**Problem requirements:** Copy each of the lines below verbatim, in the order given, omitting the picture.

**Material to process:**
☆ ☆ ☆ ☆

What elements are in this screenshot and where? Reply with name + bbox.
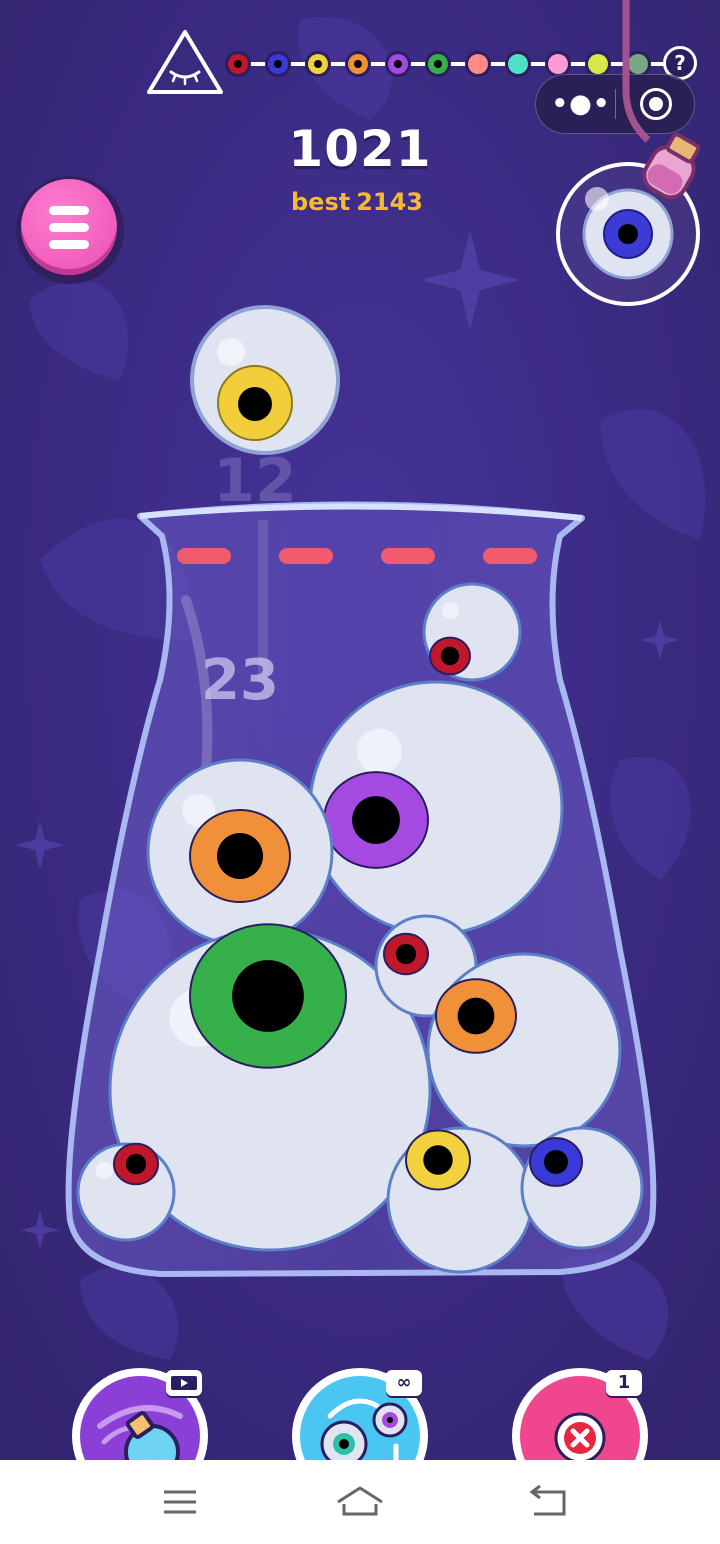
jar-eye-7: [76, 1142, 176, 1242]
nav-menu-button[interactable]: [140, 1480, 220, 1524]
system-nav-bar: [0, 1460, 720, 1544]
jar-eye-3: [146, 758, 334, 946]
eye-jar: [65, 501, 657, 1277]
powerup-swap-badge: ∞: [386, 1370, 422, 1396]
jar-eye-8: [386, 1126, 534, 1274]
jar-eye-1: [422, 582, 522, 682]
hamburger-icon: [164, 1490, 196, 1514]
jar-counter: 23: [201, 648, 279, 713]
nav-home-button[interactable]: [320, 1480, 400, 1524]
jar-eye-9: [520, 1126, 644, 1250]
jar-eye-2: [308, 680, 564, 936]
home-icon: [337, 1486, 383, 1516]
powerup-remove-badge: 1: [606, 1370, 642, 1396]
powerup-potion-badge: [166, 1370, 202, 1396]
nav-back-button[interactable]: [508, 1480, 588, 1524]
back-icon: [529, 1484, 566, 1516]
jar-eye-6: [426, 952, 622, 1148]
video-icon: [171, 1376, 197, 1390]
game-screen: ? •●• 1021 best 2143 12 23 ∞ 1: [0, 0, 720, 1544]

☆ ☆ ☆ ☆

**Answer for the task:**
What elements are in this screenshot and where? Reply with name + bbox.
jar-eye-7: [76, 1142, 176, 1242]
nav-menu-button[interactable]: [140, 1480, 220, 1524]
system-nav-bar: [0, 1460, 720, 1544]
jar-eye-3: [146, 758, 334, 946]
eye-jar: [65, 501, 657, 1277]
powerup-swap-badge: ∞: [386, 1370, 422, 1396]
jar-eye-8: [386, 1126, 534, 1274]
jar-eye-1: [422, 582, 522, 682]
hamburger-icon: [164, 1490, 196, 1514]
jar-counter: 23: [201, 648, 279, 713]
nav-home-button[interactable]: [320, 1480, 400, 1524]
jar-eye-9: [520, 1126, 644, 1250]
jar-eye-2: [308, 680, 564, 936]
home-icon: [337, 1486, 383, 1516]
powerup-remove-badge: 1: [606, 1370, 642, 1396]
powerup-potion-badge: [166, 1370, 202, 1396]
nav-back-button[interactable]: [508, 1480, 588, 1524]
back-icon: [529, 1484, 566, 1516]
jar-eye-6: [426, 952, 622, 1148]
video-icon: [171, 1376, 197, 1390]
game-screen: ? •●• 1021 best 2143 12 23 ∞ 1: [0, 0, 720, 1544]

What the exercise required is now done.